* **Task goal**
Return all of the data exactly, with nothing left out but the pictures.

======== Material

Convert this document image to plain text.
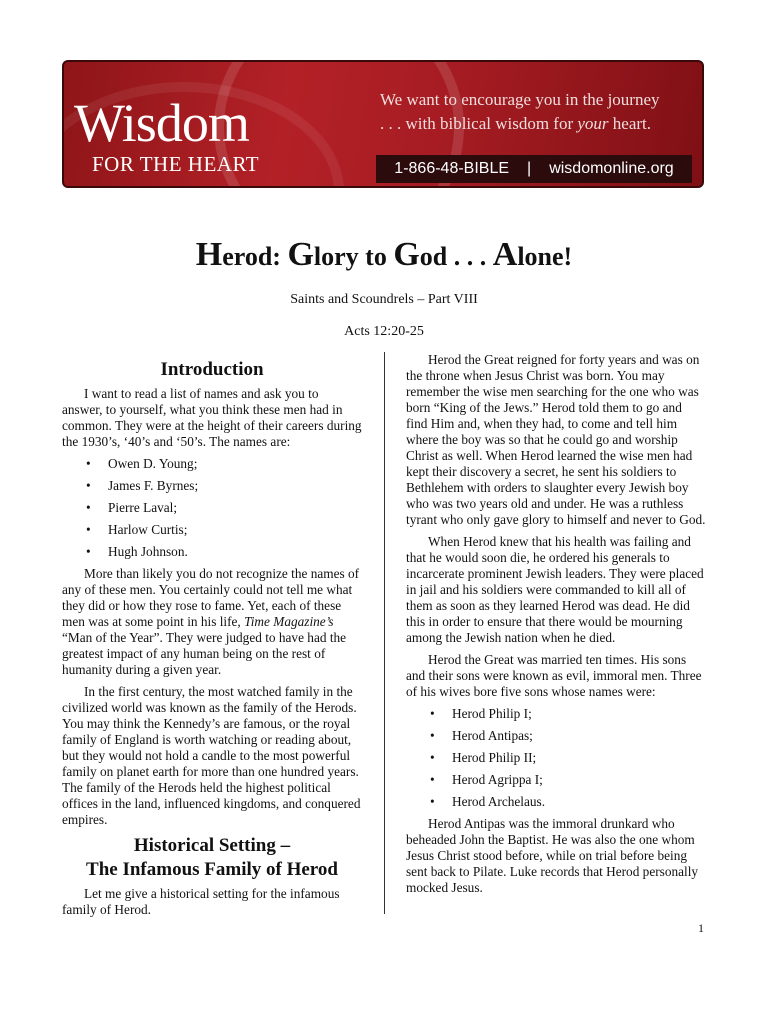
Wisdom
FOR THE HEART
We want to encourage you in the journey
. . . with biblical wisdom for your heart.
1-866-48-BIBLE | wisdomonline.org
Herod: Glory to God . . . Alone!
Saints and Scoundrels – Part VIII
Acts 12:20-25
Introduction

I want to read a list of names and ask you to answer, to yourself, what you think these men had in common. They were at the height of their careers during the 1930’s, ‘40’s and ‘50’s. The names are:

• Owen D. Young;
• James F. Byrnes;
• Pierre Laval;
• Harlow Curtis;
• Hugh Johnson.

More than likely you do not recognize the names of any of these men. You certainly could not tell me what they did or how they rose to fame. Yet, each of these men was at some point in his life, Time Magazine’s “Man of the Year”. They were judged to have had the greatest impact of any human being on the rest of humanity during a given year.

In the first century, the most watched family in the civilized world was known as the family of the Herods. You may think the Kennedy’s are famous, or the royal family of England is worth watching or reading about, but they would not hold a candle to the most powerful family on planet earth for more than one hundred years. The family of the Herods held the highest political offices in the land, influenced kingdoms, and conquered empires.

Historical Setting –
The Infamous Family of Herod

Let me give a historical setting for the infamous family of Herod.

Herod the Great reigned for forty years and was on the throne when Jesus Christ was born. You may remember the wise men searching for the one who was born “King of the Jews.” Herod told them to go and find Him and, when they had, to come and tell him where the boy was so that he could go and worship Christ as well. When Herod learned the wise men had kept their discovery a secret, he sent his soldiers to Bethlehem with orders to slaughter every Jewish boy who was two years old and under. He was a ruthless tyrant who only gave glory to himself and never to God.

When Herod knew that his health was failing and that he would soon die, he ordered his generals to incarcerate prominent Jewish leaders. They were placed in jail and his soldiers were commanded to kill all of them as soon as they learned Herod was dead. He did this in order to ensure that there would be mourning among the Jewish nation when he died.

Herod the Great was married ten times. His sons and their sons were known as evil, immoral men. Three of his wives bore five sons whose names were:

• Herod Philip I;
• Herod Antipas;
• Herod Philip II;
• Herod Agrippa I;
• Herod Archelaus.

Herod Antipas was the immoral drunkard who beheaded John the Baptist. He was also the one whom Jesus Christ stood before, while on trial before being sent back to Pilate. Luke records that Herod personally mocked Jesus.

1
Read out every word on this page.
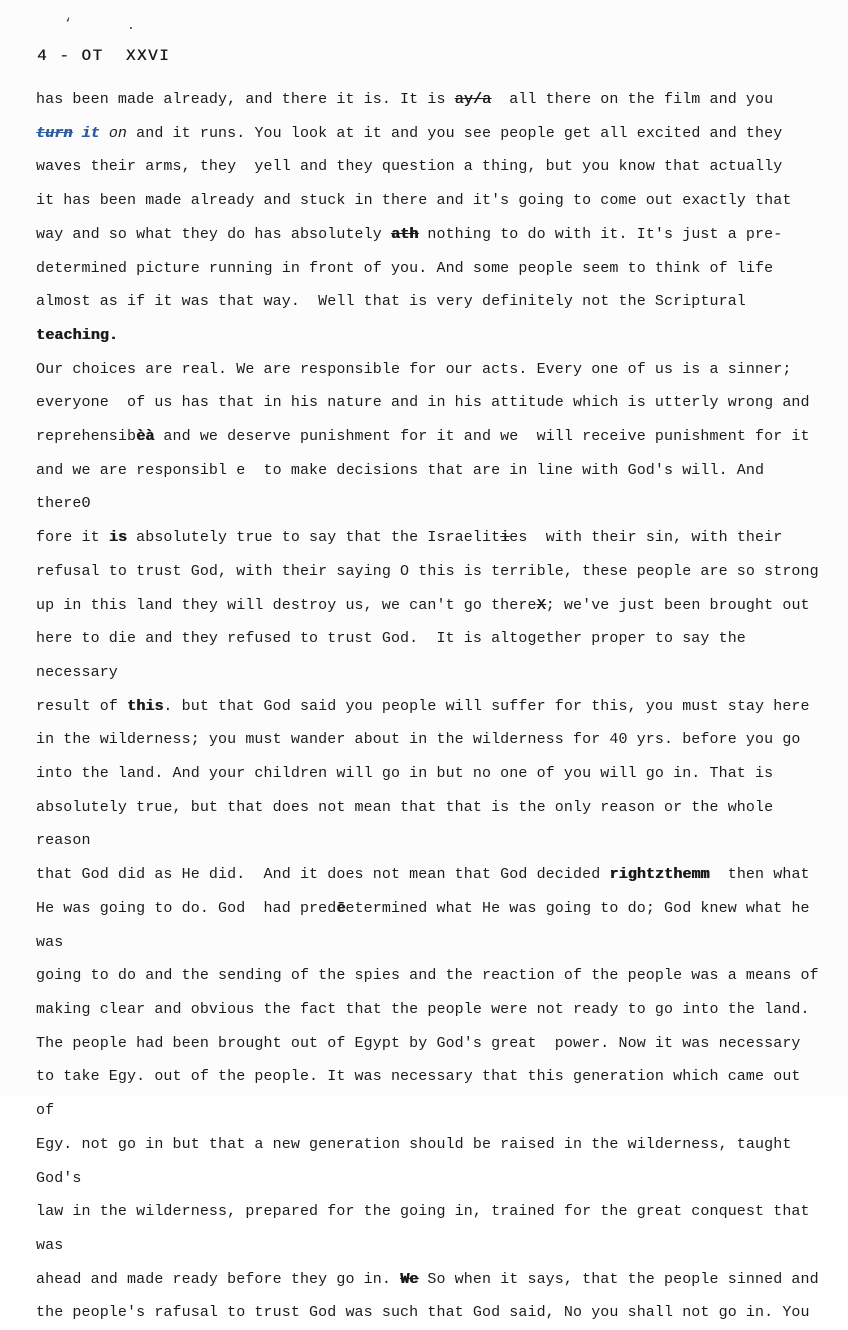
‘	.
4 - OT  XXVI
has been made already, and there it is. It is ay/a  all there on the film and you
turn it on and it runs. You look at it and you see people get all excited and they
waves their arms, they  yell and they question a thing, but you know that actually
it has been made already and stuck in there and it's going to come out exactly that
way and so what they do has absolutely ath nothing to do with it. It's just a pre-
determined picture running in front of you. And some people seem to think of life
almost as if it was that way.  Well that is very definitely not the Scriptural teaching.
Our choices are real. We are responsible for our acts. Every one of us is a sinner;
everyone  of us has that in his nature and in his attitude which is utterly wrong and
reprehensibèà and we deserve punishment for it and we  will receive punishment for it
and we are responsibl e  to make decisions that are in line with God's will. And thereΘ
fore it is absolutely true to say that the Israelities  with their sin, with their
refusal to trust God, with their saying O this is terrible, these people are so strong
up in this land they will destroy us, we can't go thereX; we've just been brought out
here to die and they refused to trust God.  It is altogether proper to say the necessary
result of this. but that God said you people will suffer for this, you must stay here
in the wilderness; you must wander about in the wilderness for 40 yrs. before you go
into the land. And your children will go in but no one of you will go in. That is
absolutely true, but that does not mean that that is the only reason or the whole reason
that God did as He did.  And it does not mean that God decided rightzthemm  then what
He was going to do. God  had predēetermined what He was going to do; God knew what he was
going to do and the sending of the spies and the reaction of the people was a means of
making clear and obvious the fact that the people were not ready to go into the land.
The people had been brought out of Egypt by God's great  power. Now it was necessary
to take Egy. out of the people. It was necessary that this generation which came out of
Egy. not go in but that a new generation should be raised in the wilderness, taught God's
law in the wilderness, prepared for the going in, trained for the great conquest that was
ahead and made ready before they go in. We So when it says, that the people sinned and
the people's rafusal to trust God was such that God said, No you shall not go in. You
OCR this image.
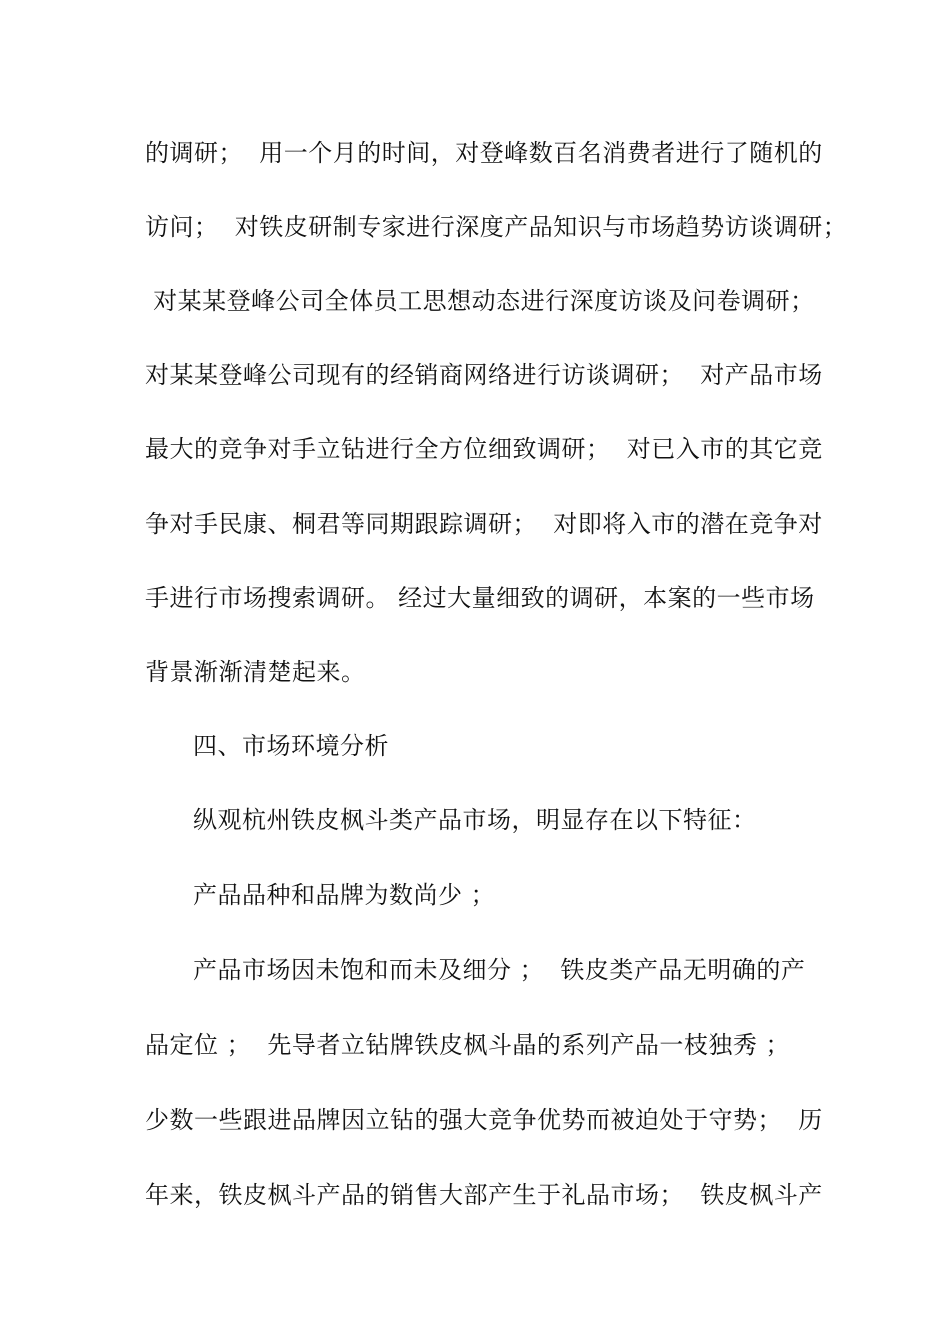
的调研；  用一个月的时间，对登峰数百名消费者进行了随机的
访问；  对铁皮研制专家进行深度产品知识与市场趋势访谈调研；
对某某登峰公司全体员工思想动态进行深度访谈及问卷调研；
对某某登峰公司现有的经销商网络进行访谈调研；  对产品市场
最大的竞争对手立钻进行全方位细致调研；  对已入市的其它竞
争对手民康、桐君等同期跟踪调研；  对即将入市的潜在竞争对
手进行市场搜索调研。 经过大量细致的调研，本案的一些市场
背景渐渐清楚起来。
四、市场环境分析
纵观杭州铁皮枫斗类产品市场，明显存在以下特征：
产品品种和品牌为数尚少 ；
产品市场因未饱和而未及细分 ；  铁皮类产品无明确的产
品定位 ；  先导者立钻牌铁皮枫斗晶的系列产品一枝独秀 ；
少数一些跟进品牌因立钻的强大竞争优势而被迫处于守势；  历
年来，铁皮枫斗产品的销售大部产生于礼品市场；  铁皮枫斗产
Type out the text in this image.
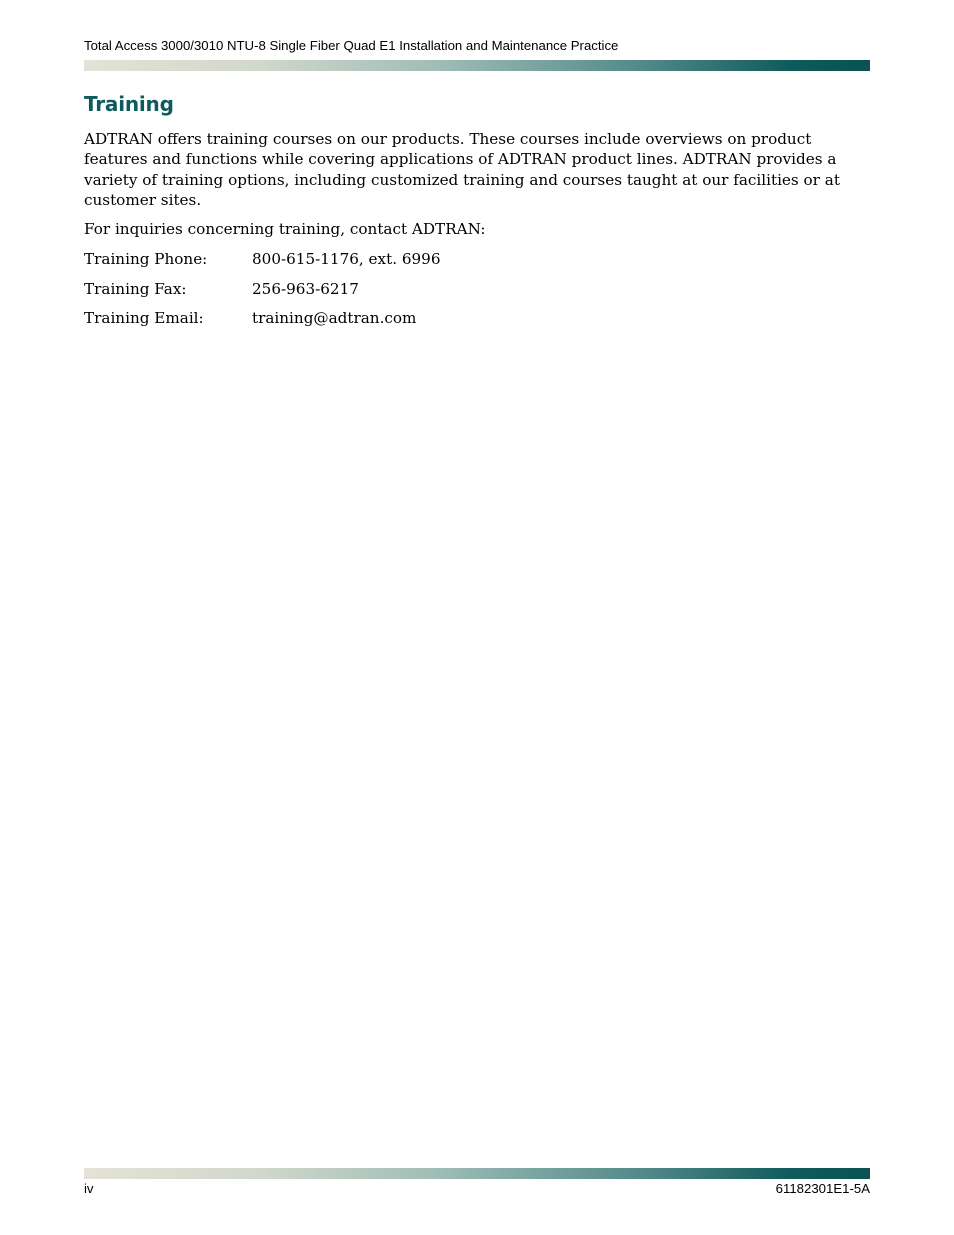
Total Access 3000/3010 NTU-8 Single Fiber Quad E1 Installation and Maintenance Practice
Training

ADTRAN offers training courses on our products. These courses include overviews on product features and functions while covering applications of ADTRAN product lines. ADTRAN provides a variety of training options, including customized training and courses taught at our facilities or at customer sites.

For inquiries concerning training, contact ADTRAN:

Training Phone:	800-615-1176, ext. 6996
Training Fax:	256-963-6217
Training Email:	training@adtran.com
iv	61182301E1-5A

================

* **Completed exercise**
Convert this document image to plain text.
Wisdom
FOR THE HEART
We want to encourage you in the journey
. . . with biblical wisdom for your heart.
1-866-48-BIBLE | wisdomonline.org
Herod: Glory to God . . . Alone!
Saints and Scoundrels – Part VIII
Acts 12:20-25
Introduction

I want to read a list of names and ask you to answer, to yourself, what you think these men had in common. They were at the height of their careers during the 1930’s, ‘40’s and ‘50’s. The names are:

• Owen D. Young;
• James F. Byrnes;
• Pierre Laval;
• Harlow Curtis;
• Hugh Johnson.

More than likely you do not recognize the names of any of these men. You certainly could not tell me what they did or how they rose to fame. Yet, each of these men was at some point in his life, Time Magazine’s “Man of the Year”. They were judged to have had the greatest impact of any human being on the rest of humanity during a given year.

In the first century, the most watched family in the civilized world was known as the family of the Herods. You may think the Kennedy’s are famous, or the royal family of England is worth watching or reading about, but they would not hold a candle to the most powerful family on planet earth for more than one hundred years. The family of the Herods held the highest political offices in the land, influenced kingdoms, and conquered empires.

Historical Setting –
The Infamous Family of Herod

Let me give a historical setting for the infamous family of Herod.

Herod the Great reigned for forty years and was on the throne when Jesus Christ was born. You may remember the wise men searching for the one who was born “King of the Jews.” Herod told them to go and find Him and, when they had, to come and tell him where the boy was so that he could go and worship Christ as well. When Herod learned the wise men had kept their discovery a secret, he sent his soldiers to Bethlehem with orders to slaughter every Jewish boy who was two years old and under. He was a ruthless tyrant who only gave glory to himself and never to God.

When Herod knew that his health was failing and that he would soon die, he ordered his generals to incarcerate prominent Jewish leaders. They were placed in jail and his soldiers were commanded to kill all of them as soon as they learned Herod was dead. He did this in order to ensure that there would be mourning among the Jewish nation when he died.

Herod the Great was married ten times. His sons and their sons were known as evil, immoral men. Three of his wives bore five sons whose names were:

• Herod Philip I;
• Herod Antipas;
• Herod Philip II;
• Herod Agrippa I;
• Herod Archelaus.

Herod Antipas was the immoral drunkard who beheaded John the Baptist. He was also the one whom Jesus Christ stood before, while on trial before being sent back to Pilate. Luke records that Herod personally mocked Jesus.

1
Read out every word on this page.
‘	.
4 - OT  XXVI
has been made already, and there it is. It is ay/a  all there on the film and you
turn it on and it runs. You look at it and you see people get all excited and they
waves their arms, they  yell and they question a thing, but you know that actually
it has been made already and stuck in there and it's going to come out exactly that
way and so what they do has absolutely ath nothing to do with it. It's just a pre-
determined picture running in front of you. And some people seem to think of life
almost as if it was that way.  Well that is very definitely not the Scriptural teaching.
Our choices are real. We are responsible for our acts. Every one of us is a sinner;
everyone  of us has that in his nature and in his attitude which is utterly wrong and
reprehensibèà and we deserve punishment for it and we  will receive punishment for it
and we are responsibl e  to make decisions that are in line with God's will. And thereΘ
fore it is absolutely true to say that the Israelities  with their sin, with their
refusal to trust God, with their saying O this is terrible, these people are so strong
up in this land they will destroy us, we can't go thereX; we've just been brought out
here to die and they refused to trust God.  It is altogether proper to say the necessary
result of this. but that God said you people will suffer for this, you must stay here
in the wilderness; you must wander about in the wilderness for 40 yrs. before you go
into the land. And your children will go in but no one of you will go in. That is
absolutely true, but that does not mean that that is the only reason or the whole reason
that God did as He did.  And it does not mean that God decided rightzthemm  then what
He was going to do. God  had predēetermined what He was going to do; God knew what he was
going to do and the sending of the spies and the reaction of the people was a means of
making clear and obvious the fact that the people were not ready to go into the land.
The people had been brought out of Egypt by God's great  power. Now it was necessary
to take Egy. out of the people. It was necessary that this generation which came out of
Egy. not go in but that a new generation should be raised in the wilderness, taught God's
law in the wilderness, prepared for the going in, trained for the great conquest that was
ahead and made ready before they go in. We So when it says, that the people sinned and
the people's rafusal to trust God was such that God said, No you shall not go in. You
OCR this image.
的调研；  用一个月的时间，对登峰数百名消费者进行了随机的
访问；  对铁皮研制专家进行深度产品知识与市场趋势访谈调研；
对某某登峰公司全体员工思想动态进行深度访谈及问卷调研；
对某某登峰公司现有的经销商网络进行访谈调研；  对产品市场
最大的竞争对手立钻进行全方位细致调研；  对已入市的其它竞
争对手民康、桐君等同期跟踪调研；  对即将入市的潜在竞争对
手进行市场搜索调研。 经过大量细致的调研，本案的一些市场
背景渐渐清楚起来。
四、市场环境分析
纵观杭州铁皮枫斗类产品市场，明显存在以下特征：
产品品种和品牌为数尚少 ；
产品市场因未饱和而未及细分 ；  铁皮类产品无明确的产
品定位 ；  先导者立钻牌铁皮枫斗晶的系列产品一枝独秀 ；
少数一些跟进品牌因立钻的强大竞争优势而被迫处于守势；  历
年来，铁皮枫斗产品的销售大部产生于礼品市场；  铁皮枫斗产
Type out the text in this image.
Total Access 3000/3010 NTU-8 Single Fiber Quad E1 Installation and Maintenance Practice
Training

ADTRAN offers training courses on our products. These courses include overviews on product features and functions while covering applications of ADTRAN product lines. ADTRAN provides a variety of training options, including customized training and courses taught at our facilities or at customer sites.

For inquiries concerning training, contact ADTRAN:

Training Phone:	800-615-1176, ext. 6996
Training Fax:	256-963-6217
Training Email:	training@adtran.com
iv	61182301E1-5A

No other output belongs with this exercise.